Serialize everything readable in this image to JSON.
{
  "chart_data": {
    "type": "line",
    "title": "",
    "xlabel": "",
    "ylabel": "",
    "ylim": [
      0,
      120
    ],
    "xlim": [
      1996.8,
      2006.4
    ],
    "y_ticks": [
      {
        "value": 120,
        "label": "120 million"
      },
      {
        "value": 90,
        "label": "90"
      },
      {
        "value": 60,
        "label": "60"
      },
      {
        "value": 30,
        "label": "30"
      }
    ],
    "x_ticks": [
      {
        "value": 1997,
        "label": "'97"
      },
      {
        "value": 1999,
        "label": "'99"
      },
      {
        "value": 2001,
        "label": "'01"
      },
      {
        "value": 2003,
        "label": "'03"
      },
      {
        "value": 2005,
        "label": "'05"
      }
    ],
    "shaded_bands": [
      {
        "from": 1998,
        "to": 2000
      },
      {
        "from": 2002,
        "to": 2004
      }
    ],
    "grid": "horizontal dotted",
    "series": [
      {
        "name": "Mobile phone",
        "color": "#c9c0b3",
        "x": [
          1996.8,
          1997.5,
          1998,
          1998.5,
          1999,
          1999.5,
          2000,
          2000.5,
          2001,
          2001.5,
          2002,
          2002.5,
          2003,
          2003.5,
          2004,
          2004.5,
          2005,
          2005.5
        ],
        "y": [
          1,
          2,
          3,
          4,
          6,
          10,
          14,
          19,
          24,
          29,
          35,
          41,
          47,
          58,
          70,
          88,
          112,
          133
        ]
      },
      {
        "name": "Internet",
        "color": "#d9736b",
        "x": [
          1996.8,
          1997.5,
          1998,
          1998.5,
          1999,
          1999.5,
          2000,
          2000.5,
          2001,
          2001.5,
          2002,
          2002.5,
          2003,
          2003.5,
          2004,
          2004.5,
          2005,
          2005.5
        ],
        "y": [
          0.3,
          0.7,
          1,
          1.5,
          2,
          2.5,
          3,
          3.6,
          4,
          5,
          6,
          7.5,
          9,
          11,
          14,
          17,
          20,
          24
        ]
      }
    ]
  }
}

□ □ □ □ □

Print the material once more, exactly.

Serialize everything readable in this image to JSON.
{
  "chart_data": {
    "type": "line",
    "title": "",
    "xlabel": "",
    "ylabel": "",
    "ylim": [
      0,
      120
    ],
    "xlim": [
      1996.8,
      2006.4
    ],
    "y_ticks": [
      {
        "value": 120,
        "label": "120 million"
      },
      {
        "value": 90,
        "label": "90"
      },
      {
        "value": 60,
        "label": "60"
      },
      {
        "value": 30,
        "label": "30"
      }
    ],
    "x_ticks": [
      {
        "value": 1997,
        "label": "'97"
      },
      {
        "value": 1999,
        "label": "'99"
      },
      {
        "value": 2001,
        "label": "'01"
      },
      {
        "value": 2003,
        "label": "'03"
      },
      {
        "value": 2005,
        "label": "'05"
      }
    ],
    "shaded_bands": [
      {
        "from": 1998,
        "to": 2000
      },
      {
        "from": 2002,
        "to": 2004
      }
    ],
    "grid": "horizontal dotted",
    "series": [
      {
        "name": "Mobile phone",
        "color": "#c9c0b3",
        "x": [
          1996.8,
          1997.5,
          1998,
          1998.5,
          1999,
          1999.5,
          2000,
          2000.5,
          2001,
          2001.5,
          2002,
          2002.5,
          2003,
          2003.5,
          2004,
          2004.5,
          2005,
          2005.5
        ],
        "y": [
          1,
          2,
          3,
          4,
          6,
          10,
          14,
          19,
          24,
          29,
          35,
          41,
          47,
          58,
          70,
          88,
          112,
          133
        ]
      },
      {
        "name": "Internet",
        "color": "#d9736b",
        "x": [
          1996.8,
          1997.5,
          1998,
          1998.5,
          1999,
          1999.5,
          2000,
          2000.5,
          2001,
          2001.5,
          2002,
          2002.5,
          2003,
          2003.5,
          2004,
          2004.5,
          2005,
          2005.5
        ],
        "y": [
          0.3,
          0.7,
          1,
          1.5,
          2,
          2.5,
          3,
          3.6,
          4,
          5,
          6,
          7.5,
          9,
          11,
          14,
          17,
          20,
          24
        ]
      }
    ]
  }
}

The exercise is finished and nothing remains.